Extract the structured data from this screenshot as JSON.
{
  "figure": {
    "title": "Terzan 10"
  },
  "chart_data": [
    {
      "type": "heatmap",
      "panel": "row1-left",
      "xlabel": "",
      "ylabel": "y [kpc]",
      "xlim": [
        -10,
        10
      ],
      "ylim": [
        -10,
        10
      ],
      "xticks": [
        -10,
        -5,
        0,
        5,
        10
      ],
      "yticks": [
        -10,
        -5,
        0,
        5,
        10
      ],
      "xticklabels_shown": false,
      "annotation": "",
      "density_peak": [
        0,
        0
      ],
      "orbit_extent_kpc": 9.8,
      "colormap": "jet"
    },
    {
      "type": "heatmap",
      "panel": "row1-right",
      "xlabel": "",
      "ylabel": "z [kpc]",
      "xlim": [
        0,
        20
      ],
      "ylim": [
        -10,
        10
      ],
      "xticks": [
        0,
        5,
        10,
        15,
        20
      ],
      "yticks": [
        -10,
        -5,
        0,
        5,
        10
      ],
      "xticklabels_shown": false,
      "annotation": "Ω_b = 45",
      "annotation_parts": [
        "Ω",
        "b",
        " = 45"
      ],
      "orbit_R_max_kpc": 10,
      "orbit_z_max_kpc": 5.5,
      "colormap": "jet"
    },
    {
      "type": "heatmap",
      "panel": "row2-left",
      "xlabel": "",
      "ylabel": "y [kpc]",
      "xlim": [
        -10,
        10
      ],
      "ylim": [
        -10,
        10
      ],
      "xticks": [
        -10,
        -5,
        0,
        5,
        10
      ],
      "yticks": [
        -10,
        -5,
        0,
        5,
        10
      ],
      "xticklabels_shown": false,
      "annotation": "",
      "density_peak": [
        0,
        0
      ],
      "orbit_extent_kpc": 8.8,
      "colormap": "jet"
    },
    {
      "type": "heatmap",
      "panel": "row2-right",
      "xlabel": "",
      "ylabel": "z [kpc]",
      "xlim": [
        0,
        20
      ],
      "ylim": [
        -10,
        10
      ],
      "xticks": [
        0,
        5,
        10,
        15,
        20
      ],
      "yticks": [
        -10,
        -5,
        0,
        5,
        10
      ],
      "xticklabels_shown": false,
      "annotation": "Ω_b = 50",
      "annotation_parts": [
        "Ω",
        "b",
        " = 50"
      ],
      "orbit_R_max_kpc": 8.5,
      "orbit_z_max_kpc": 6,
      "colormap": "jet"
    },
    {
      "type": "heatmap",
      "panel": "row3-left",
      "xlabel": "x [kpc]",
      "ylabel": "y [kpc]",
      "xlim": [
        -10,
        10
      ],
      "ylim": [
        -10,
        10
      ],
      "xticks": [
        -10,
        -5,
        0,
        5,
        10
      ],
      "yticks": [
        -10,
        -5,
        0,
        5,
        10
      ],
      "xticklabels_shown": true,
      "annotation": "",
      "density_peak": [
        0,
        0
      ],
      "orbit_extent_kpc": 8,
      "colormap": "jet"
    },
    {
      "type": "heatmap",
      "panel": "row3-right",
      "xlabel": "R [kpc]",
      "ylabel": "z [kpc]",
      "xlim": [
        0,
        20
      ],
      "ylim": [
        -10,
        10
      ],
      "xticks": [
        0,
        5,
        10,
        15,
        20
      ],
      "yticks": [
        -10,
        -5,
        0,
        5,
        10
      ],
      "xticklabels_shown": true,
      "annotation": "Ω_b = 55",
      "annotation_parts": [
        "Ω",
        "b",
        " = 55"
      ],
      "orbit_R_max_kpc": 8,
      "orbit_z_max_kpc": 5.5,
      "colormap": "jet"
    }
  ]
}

################

What is needed:
How many lines of the data hold the string "left"? Reply with the number alone.

Answer to this task:
3